## STATED GOAL
Find the lines that contain the word "mère" and copy each one.

## EXERCISE MATERIAL
····················
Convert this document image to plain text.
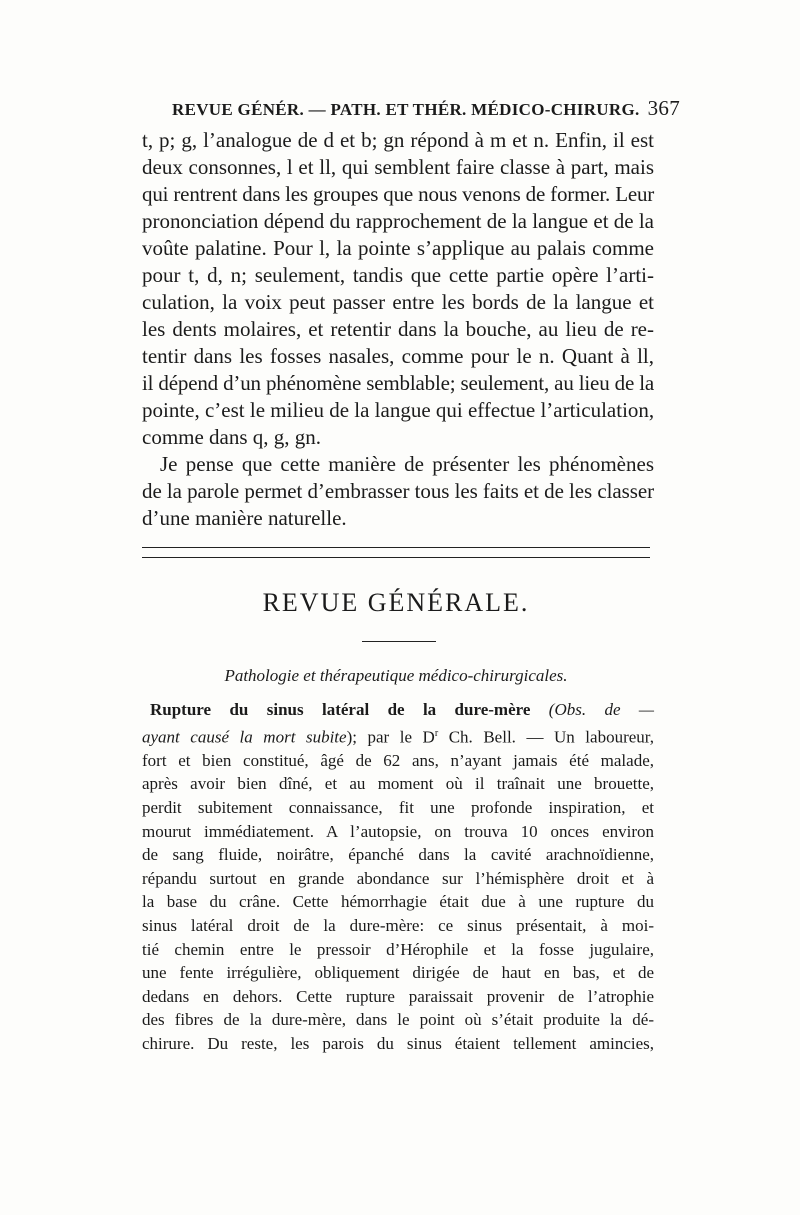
REVUE GÉNÉR. — PATH. ET THÉR. MÉDICO-CHIRURG. 367
t, p; g, l’analogue de d et b; gn répond à m et n. Enfin, il est
deux consonnes, l et ll, qui semblent faire classe à part, mais
qui rentrent dans les groupes que nous venons de former. Leur
prononciation dépend du rapprochement de la langue et de la
voûte palatine. Pour l, la pointe s’applique au palais comme
pour t, d, n; seulement, tandis que cette partie opère l’arti-
culation, la voix peut passer entre les bords de la langue et
les dents molaires, et retentir dans la bouche, au lieu de re-
tentir dans les fosses nasales, comme pour le n. Quant à ll,
il dépend d’un phénomène semblable; seulement, au lieu de la
pointe, c’est le milieu de la langue qui effectue l’articulation,
comme dans q, g, gn.
Je pense que cette manière de présenter les phénomènes
de la parole permet d’embrasser tous les faits et de les classer
d’une manière naturelle.
REVUE GÉNÉRALE.
Pathologie et thérapeutique médico-chirurgicales.
Rupture du sinus latéral de la dure-mère (Obs. de —
ayant causé la mort subite); par le $D^r$ Ch. Bell. — Un laboureur,
fort et bien constitué, âgé de 62 ans, n’ayant jamais été malade,
après avoir bien dîné, et au moment où il traînait une brouette,
perdit subitement connaissance, fit une profonde inspiration, et
mourut immédiatement. A l’autopsie, on trouva 10 onces environ
de sang fluide, noirâtre, épanché dans la cavité arachnoïdienne,
répandu surtout en grande abondance sur l’hémisphère droit et à
la base du crâne. Cette hémorrhagie était due à une rupture du
sinus latéral droit de la dure-mère: ce sinus présentait, à moi-
tié chemin entre le pressoir d’Hérophile et la fosse jugulaire,
une fente irrégulière, obliquement dirigée de haut en bas, et de
dedans en dehors. Cette rupture paraissait provenir de l’atrophie
des fibres de la dure-mère, dans le point où s’était produite la dé-
chirure. Du reste, les parois du sinus étaient tellement amincies,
····················
## WRITTEN ANSWER
Rupture du sinus latéral de la dure-mère (Obs. de —
sinus latéral droit de la dure-mère: ce sinus présentait, à moi-
des fibres de la dure-mère, dans le point où s’était produite la dé-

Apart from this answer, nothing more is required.